• Task to carry out: Reproduce the lines of the material exactly, excluding every image.

(Data excerpts)
=-=-=

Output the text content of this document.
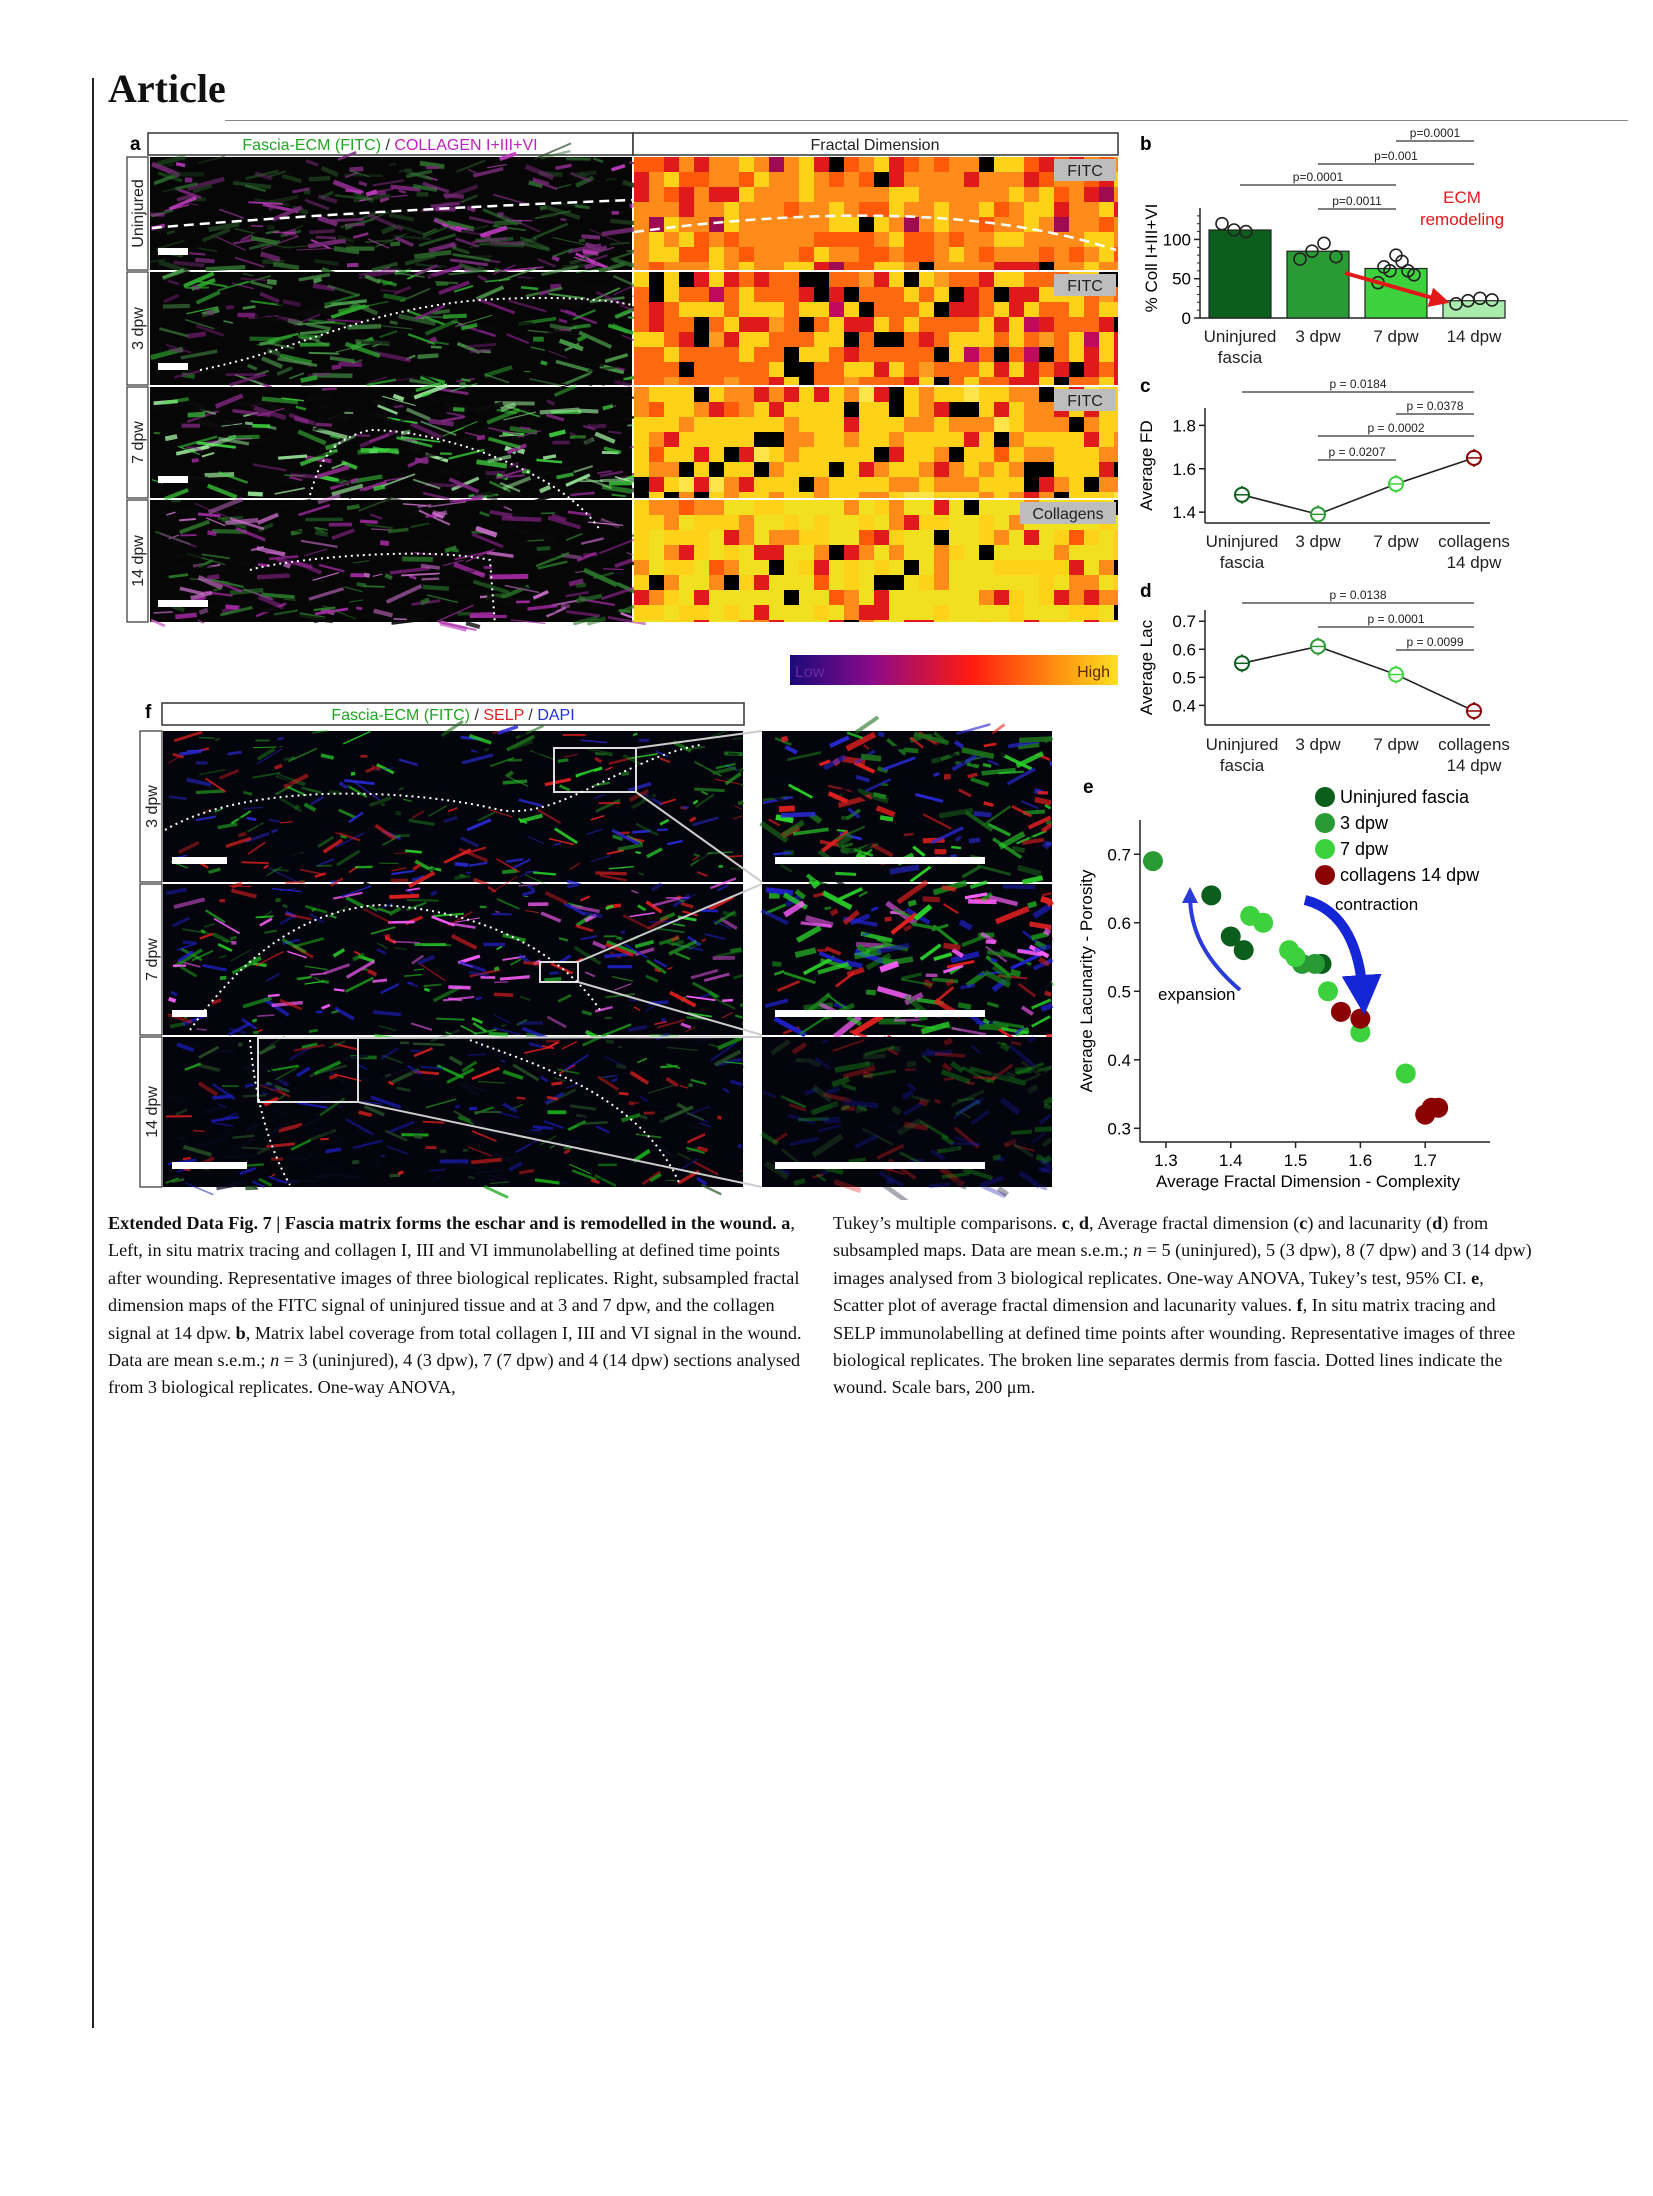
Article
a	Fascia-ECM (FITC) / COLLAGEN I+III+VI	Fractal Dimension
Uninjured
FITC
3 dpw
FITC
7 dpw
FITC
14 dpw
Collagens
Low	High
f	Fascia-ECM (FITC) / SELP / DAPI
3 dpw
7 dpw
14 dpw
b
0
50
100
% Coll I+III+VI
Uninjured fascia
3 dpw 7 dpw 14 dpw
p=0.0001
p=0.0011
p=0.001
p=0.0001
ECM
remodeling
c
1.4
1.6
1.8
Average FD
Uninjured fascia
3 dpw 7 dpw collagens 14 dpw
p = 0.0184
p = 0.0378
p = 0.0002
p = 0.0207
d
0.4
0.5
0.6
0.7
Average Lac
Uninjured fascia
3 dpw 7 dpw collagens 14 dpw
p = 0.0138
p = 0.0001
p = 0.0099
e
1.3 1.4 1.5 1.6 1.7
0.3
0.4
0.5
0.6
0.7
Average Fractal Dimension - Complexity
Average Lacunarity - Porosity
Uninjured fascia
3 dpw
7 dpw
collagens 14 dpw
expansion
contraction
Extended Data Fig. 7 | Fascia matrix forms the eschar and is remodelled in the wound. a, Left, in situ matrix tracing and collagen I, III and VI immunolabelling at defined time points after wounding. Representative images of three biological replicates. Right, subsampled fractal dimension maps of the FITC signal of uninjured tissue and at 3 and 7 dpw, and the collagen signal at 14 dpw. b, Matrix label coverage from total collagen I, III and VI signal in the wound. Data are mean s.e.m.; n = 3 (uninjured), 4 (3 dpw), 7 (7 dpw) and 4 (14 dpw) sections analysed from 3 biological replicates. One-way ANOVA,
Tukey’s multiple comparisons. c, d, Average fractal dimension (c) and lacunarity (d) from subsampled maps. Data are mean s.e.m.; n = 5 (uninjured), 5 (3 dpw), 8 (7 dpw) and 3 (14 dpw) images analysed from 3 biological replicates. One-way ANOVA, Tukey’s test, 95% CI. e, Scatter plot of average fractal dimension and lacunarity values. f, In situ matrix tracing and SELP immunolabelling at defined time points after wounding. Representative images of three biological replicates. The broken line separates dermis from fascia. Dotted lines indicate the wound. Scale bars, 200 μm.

=-=-=

• Reply to the task:
Output the text content of this document.
Article
a	Fascia-ECM (FITC) / COLLAGEN I+III+VI	Fractal Dimension
Uninjured
FITC
3 dpw
FITC
7 dpw
FITC
14 dpw
Collagens
Low	High
f	Fascia-ECM (FITC) / SELP / DAPI
3 dpw
7 dpw
14 dpw
b
0
50
100
% Coll I+III+VI
Uninjured fascia
3 dpw 7 dpw 14 dpw
p=0.0001
p=0.0011
p=0.001
p=0.0001
ECM
remodeling
c
1.4
1.6
1.8
Average FD
Uninjured fascia
3 dpw 7 dpw collagens 14 dpw
p = 0.0184
p = 0.0378
p = 0.0002
p = 0.0207
d
0.4
0.5
0.6
0.7
Average Lac
Uninjured fascia
3 dpw 7 dpw collagens 14 dpw
p = 0.0138
p = 0.0001
p = 0.0099
e
1.3 1.4 1.5 1.6 1.7
0.3
0.4
0.5
0.6
0.7
Average Fractal Dimension - Complexity
Average Lacunarity - Porosity
Uninjured fascia
3 dpw
7 dpw
collagens 14 dpw
expansion
contraction
Extended Data Fig. 7 | Fascia matrix forms the eschar and is remodelled in the wound. a, Left, in situ matrix tracing and collagen I, III and VI immunolabelling at defined time points after wounding. Representative images of three biological replicates. Right, subsampled fractal dimension maps of the FITC signal of uninjured tissue and at 3 and 7 dpw, and the collagen signal at 14 dpw. b, Matrix label coverage from total collagen I, III and VI signal in the wound. Data are mean s.e.m.; n = 3 (uninjured), 4 (3 dpw), 7 (7 dpw) and 4 (14 dpw) sections analysed from 3 biological replicates. One-way ANOVA,
Tukey’s multiple comparisons. c, d, Average fractal dimension (c) and lacunarity (d) from subsampled maps. Data are mean s.e.m.; n = 5 (uninjured), 5 (3 dpw), 8 (7 dpw) and 3 (14 dpw) images analysed from 3 biological replicates. One-way ANOVA, Tukey’s test, 95% CI. e, Scatter plot of average fractal dimension and lacunarity values. f, In situ matrix tracing and SELP immunolabelling at defined time points after wounding. Representative images of three biological replicates. The broken line separates dermis from fascia. Dotted lines indicate the wound. Scale bars, 200 μm.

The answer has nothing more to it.